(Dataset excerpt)
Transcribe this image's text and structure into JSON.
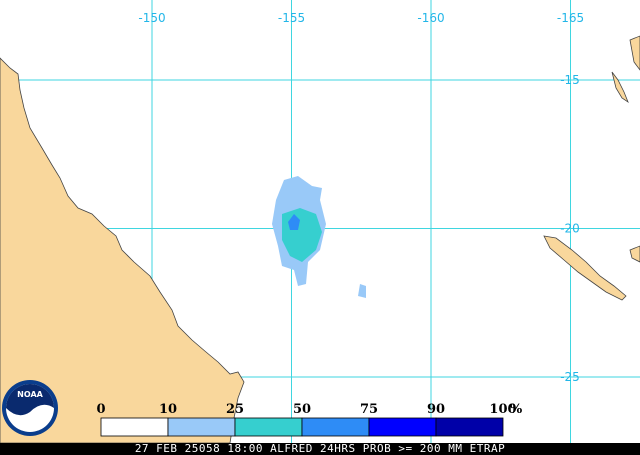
{
  "map": {
    "longitudes": [
      -150,
      -155,
      -160,
      -165
    ],
    "latitudes": [
      -15,
      -20,
      -25
    ],
    "logo": "NOAA",
    "legend": {
      "levels": [
        0,
        10,
        25,
        50,
        75,
        90,
        100
      ],
      "unit": "%",
      "colors": [
        "#ffffff",
        "#99c9f8",
        "#36cfcf",
        "#2e8cf6",
        "#0000ff",
        "#0000a8"
      ]
    },
    "footer": "27 FEB 25058 18:00 ALFRED 24HRS PROB >= 200 MM ETRAP"
  }
}
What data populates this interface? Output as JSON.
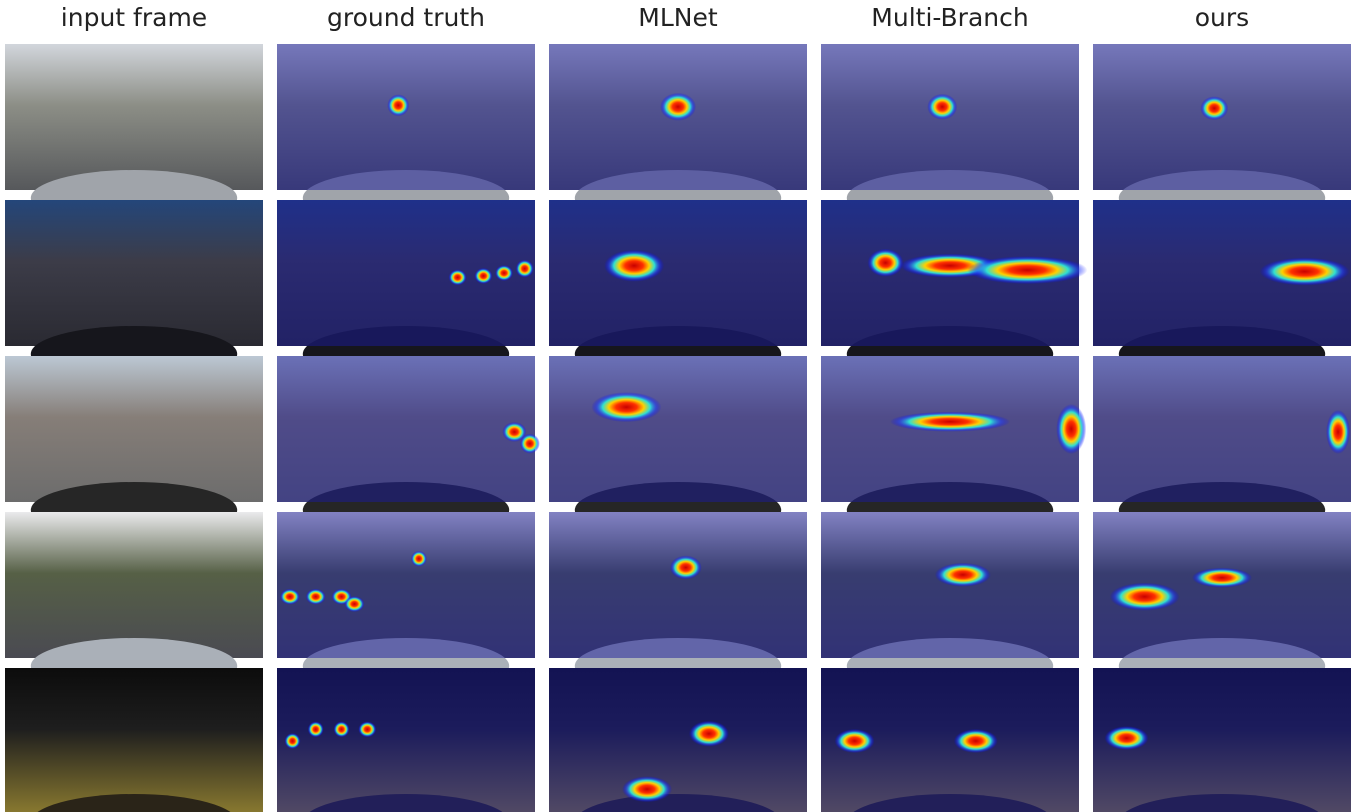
{
  "columns": [
    "input frame",
    "ground truth",
    "MLNet",
    "Multi-Branch",
    "ours"
  ]
}
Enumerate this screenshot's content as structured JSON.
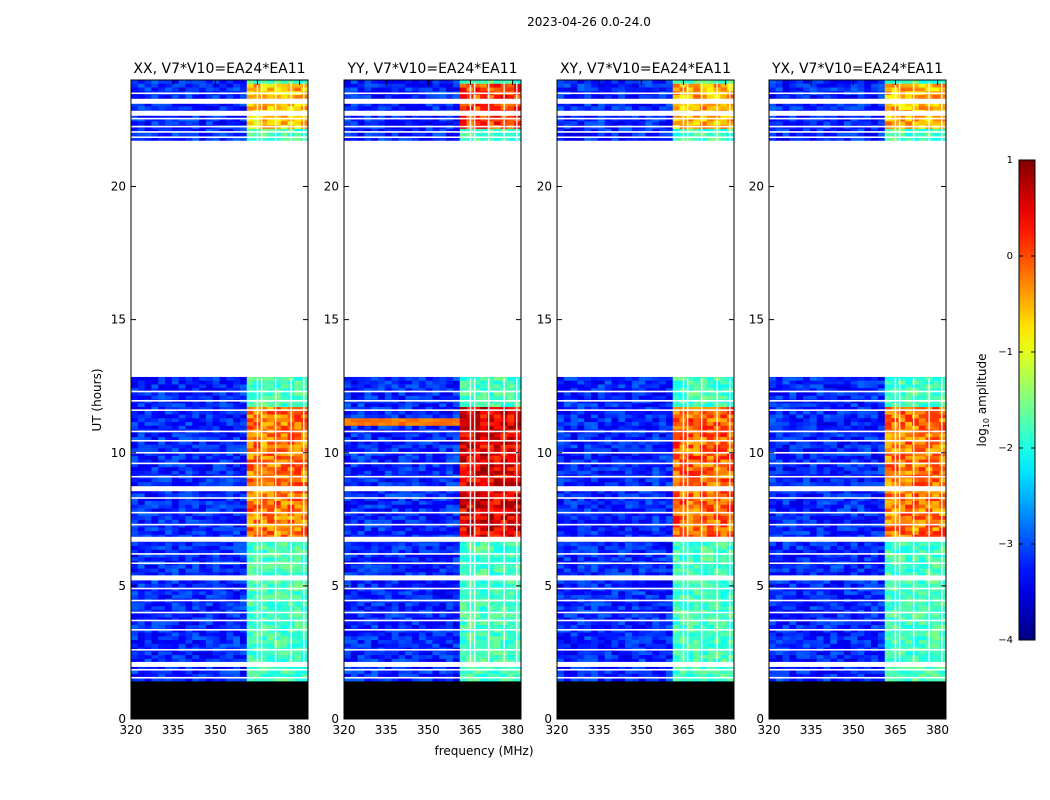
{
  "figure": {
    "suptitle": "2023-04-26 0.0-24.0",
    "xlabel": "frequency (MHz)",
    "ylabel": "UT (hours)"
  },
  "colorbar": {
    "label": "log10 amplitude",
    "label_base": "log",
    "label_sub": "10",
    "label_rest": " amplitude",
    "range": [
      -4,
      1
    ],
    "ticks": [
      -4,
      -3,
      -2,
      -1,
      0,
      1
    ],
    "tick_labels": [
      "−4",
      "−3",
      "−2",
      "−1",
      "0",
      "1"
    ],
    "colormap": "jet",
    "colors": [
      "#00007f",
      "#0000ff",
      "#007fff",
      "#00ffff",
      "#7fff7f",
      "#ffff00",
      "#ff7f00",
      "#ff0000",
      "#7f0000"
    ]
  },
  "chart_data": {
    "type": "heatmap",
    "x_range": [
      320,
      383
    ],
    "y_range": [
      0,
      24
    ],
    "x_ticks": [
      320,
      335,
      350,
      365,
      380
    ],
    "x_tick_labels": [
      "320",
      "335",
      "350",
      "365",
      "380"
    ],
    "y_ticks": [
      0,
      5,
      10,
      15,
      20
    ],
    "y_tick_labels": [
      "0",
      "5",
      "10",
      "15",
      "20"
    ],
    "background_level": -3.2,
    "no_data_blocks": [
      {
        "from": 12.8,
        "to": 21.7,
        "kind": "missing"
      },
      {
        "from": 0.0,
        "to": 1.4,
        "kind": "flagged"
      }
    ],
    "flagged_time_gaps": [
      2.05,
      5.3,
      6.75,
      8.65,
      22.75,
      23.2
    ],
    "flagged_time_lines": [
      1.55,
      1.85,
      2.6,
      3.35,
      3.7,
      4.0,
      4.45,
      4.9,
      5.85,
      6.2,
      7.3,
      7.75,
      8.3,
      9.1,
      9.6,
      10.0,
      10.45,
      10.8,
      11.6,
      11.95,
      12.3,
      21.85,
      22.05,
      22.25,
      22.55,
      23.5
    ],
    "rfi_channels_mhz": [
      365.0,
      366.5,
      371.5,
      377.0,
      381.5
    ],
    "rfi_band_mhz": [
      361,
      382.5
    ],
    "panels": [
      {
        "title": "XX, V7*V10=EA24*EA11",
        "pol": "XX",
        "bursts": [
          {
            "t0": 6.8,
            "t1": 11.7,
            "level": -0.2
          },
          {
            "t0": 22.2,
            "t1": 23.8,
            "level": -0.6
          }
        ],
        "broadband_events": []
      },
      {
        "title": "YY, V7*V10=EA24*EA11",
        "pol": "YY",
        "bursts": [
          {
            "t0": 6.8,
            "t1": 11.7,
            "level": 0.5
          },
          {
            "t0": 22.2,
            "t1": 23.8,
            "level": 0.1
          }
        ],
        "broadband_events": [
          {
            "t0": 11.0,
            "t1": 11.35,
            "level": 0.2
          }
        ]
      },
      {
        "title": "XY, V7*V10=EA24*EA11",
        "pol": "XY",
        "bursts": [
          {
            "t0": 6.8,
            "t1": 11.7,
            "level": -0.1
          },
          {
            "t0": 22.2,
            "t1": 23.8,
            "level": -0.5
          }
        ],
        "broadband_events": []
      },
      {
        "title": "YX, V7*V10=EA24*EA11",
        "pol": "YX",
        "bursts": [
          {
            "t0": 6.8,
            "t1": 11.7,
            "level": -0.2
          },
          {
            "t0": 22.2,
            "t1": 23.8,
            "level": -0.5
          }
        ],
        "broadband_events": []
      }
    ]
  }
}
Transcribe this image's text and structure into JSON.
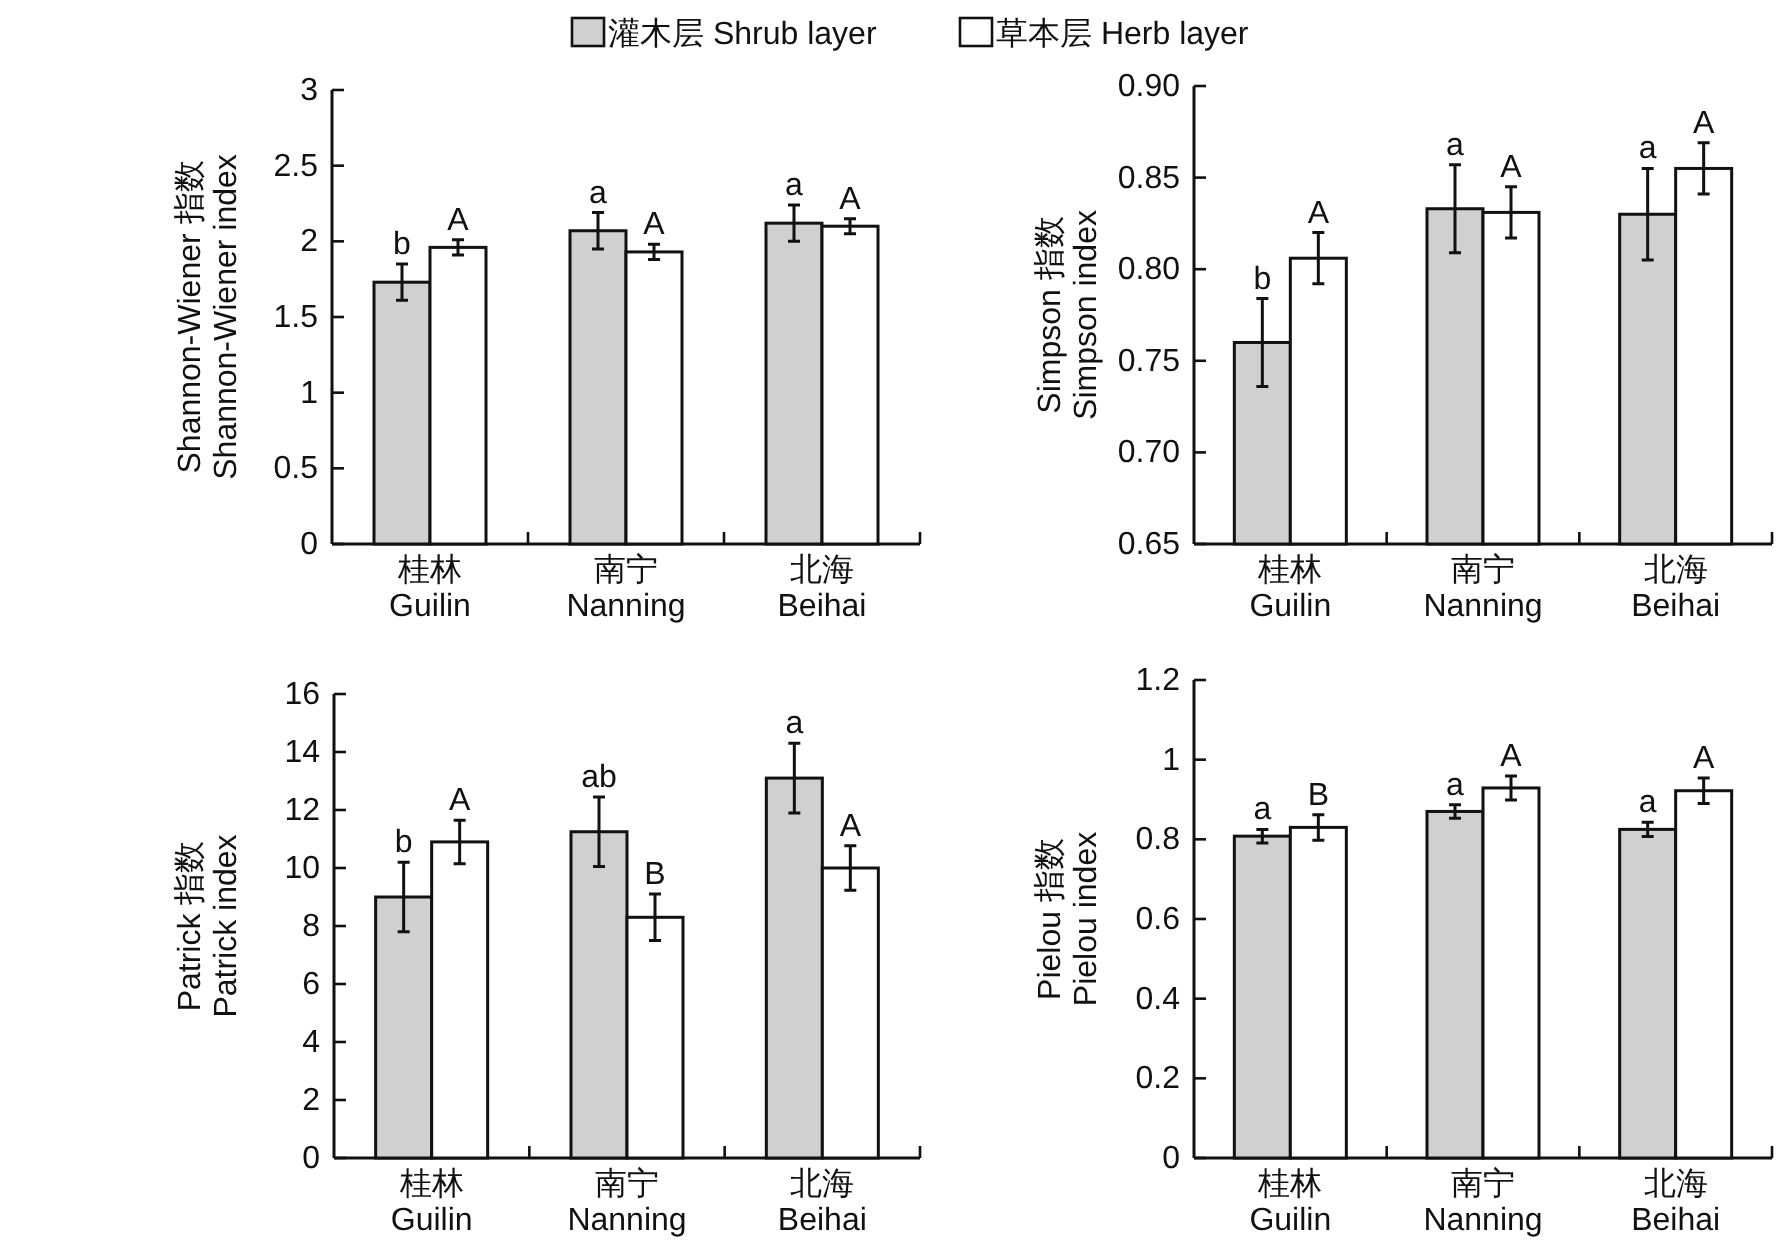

EXERCISE AIM: Write out each entry exactly as given, omitting any picture.

RESULT FOR THIS EXERCISE:
Transcribe this image's text and structure into JSON.
{
  "map": {
    "longitudes": [
      -150,
      -155,
      -160,
      -165
    ],
    "latitudes": [
      -15,
      -20,
      -25
    ],
    "logo": "NOAA",
    "legend": {
      "levels": [
        0,
        10,
        25,
        50,
        75,
        90,
        100
      ],
      "unit": "%",
      "colors": [
        "#ffffff",
        "#99c9f8",
        "#36cfcf",
        "#2e8cf6",
        "#0000ff",
        "#0000a8"
      ]
    },
    "footer": "27 FEB 25058 18:00 ALFRED 24HRS PROB >= 200 MM ETRAP"
  }
}
What data populates this interface? Output as JSON.
{
  "columns": [
    "input frame",
    "ground truth",
    "MLNet",
    "Multi-Branch",
    "ours"
  ]
}
Enumerate this screenshot's content as structured JSON.
{
  "figure": {
    "suptitle": "2023-04-26 0.0-24.0",
    "xlabel": "frequency (MHz)",
    "ylabel": "UT (hours)"
  },
  "colorbar": {
    "label": "log10 amplitude",
    "label_base": "log",
    "label_sub": "10",
    "label_rest": " amplitude",
    "range": [
      -4,
      1
    ],
    "ticks": [
      -4,
      -3,
      -2,
      -1,
      0,
      1
    ],
    "tick_labels": [
      "−4",
      "−3",
      "−2",
      "−1",
      "0",
      "1"
    ],
    "colormap": "jet",
    "colors": [
      "#00007f",
      "#0000ff",
      "#007fff",
      "#00ffff",
      "#7fff7f",
      "#ffff00",
      "#ff7f00",
      "#ff0000",
      "#7f0000"
    ]
  },
  "chart_data": {
    "type": "heatmap",
    "x_range": [
      320,
      383
    ],
    "y_range": [
      0,
      24
    ],
    "x_ticks": [
      320,
      335,
      350,
      365,
      380
    ],
    "x_tick_labels": [
      "320",
      "335",
      "350",
      "365",
      "380"
    ],
    "y_ticks": [
      0,
      5,
      10,
      15,
      20
    ],
    "y_tick_labels": [
      "0",
      "5",
      "10",
      "15",
      "20"
    ],
    "background_level": -3.2,
    "no_data_blocks": [
      {
        "from": 12.8,
        "to": 21.7,
        "kind": "missing"
      },
      {
        "from": 0.0,
        "to": 1.4,
        "kind": "flagged"
      }
    ],
    "flagged_time_gaps": [
      2.05,
      5.3,
      6.75,
      8.65,
      22.75,
      23.2
    ],
    "flagged_time_lines": [
      1.55,
      1.85,
      2.6,
      3.35,
      3.7,
      4.0,
      4.45,
      4.9,
      5.85,
      6.2,
      7.3,
      7.75,
      8.3,
      9.1,
      9.6,
      10.0,
      10.45,
      10.8,
      11.6,
      11.95,
      12.3,
      21.85,
      22.05,
      22.25,
      22.55,
      23.5
    ],
    "rfi_channels_mhz": [
      365.0,
      366.5,
      371.5,
      377.0,
      381.5
    ],
    "rfi_band_mhz": [
      361,
      382.5
    ],
    "panels": [
      {
        "title": "XX, V7*V10=EA24*EA11",
        "pol": "XX",
        "bursts": [
          {
            "t0": 6.8,
            "t1": 11.7,
            "level": -0.2
          },
          {
            "t0": 22.2,
            "t1": 23.8,
            "level": -0.6
          }
        ],
        "broadband_events": []
      },
      {
        "title": "YY, V7*V10=EA24*EA11",
        "pol": "YY",
        "bursts": [
          {
            "t0": 6.8,
            "t1": 11.7,
            "level": 0.5
          },
          {
            "t0": 22.2,
            "t1": 23.8,
            "level": 0.1
          }
        ],
        "broadband_events": [
          {
            "t0": 11.0,
            "t1": 11.35,
            "level": 0.2
          }
        ]
      },
      {
        "title": "XY, V7*V10=EA24*EA11",
        "pol": "XY",
        "bursts": [
          {
            "t0": 6.8,
            "t1": 11.7,
            "level": -0.1
          },
          {
            "t0": 22.2,
            "t1": 23.8,
            "level": -0.5
          }
        ],
        "broadband_events": []
      },
      {
        "title": "YX, V7*V10=EA24*EA11",
        "pol": "YX",
        "bursts": [
          {
            "t0": 6.8,
            "t1": 11.7,
            "level": -0.2
          },
          {
            "t0": 22.2,
            "t1": 23.8,
            "level": -0.5
          }
        ],
        "broadband_events": []
      }
    ]
  }
}
Transcribe this image's text and structure into JSON.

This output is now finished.